▶ **STATED TASK**
Without the pictures, repeat the listing character for character.

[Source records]
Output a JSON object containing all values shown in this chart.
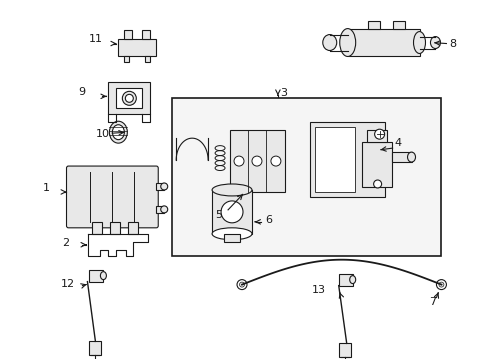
{
  "bg_color": "#ffffff",
  "line_color": "#1a1a1a",
  "fill_light": "#e8e8e8",
  "fill_mid": "#d0d0d0"
}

▶ **SOLUTION TO THE PROBLEM**
Output a JSON object containing all values shown in this chart.
{
  "bg_color": "#ffffff",
  "line_color": "#1a1a1a",
  "fill_light": "#e8e8e8",
  "fill_mid": "#d0d0d0"
}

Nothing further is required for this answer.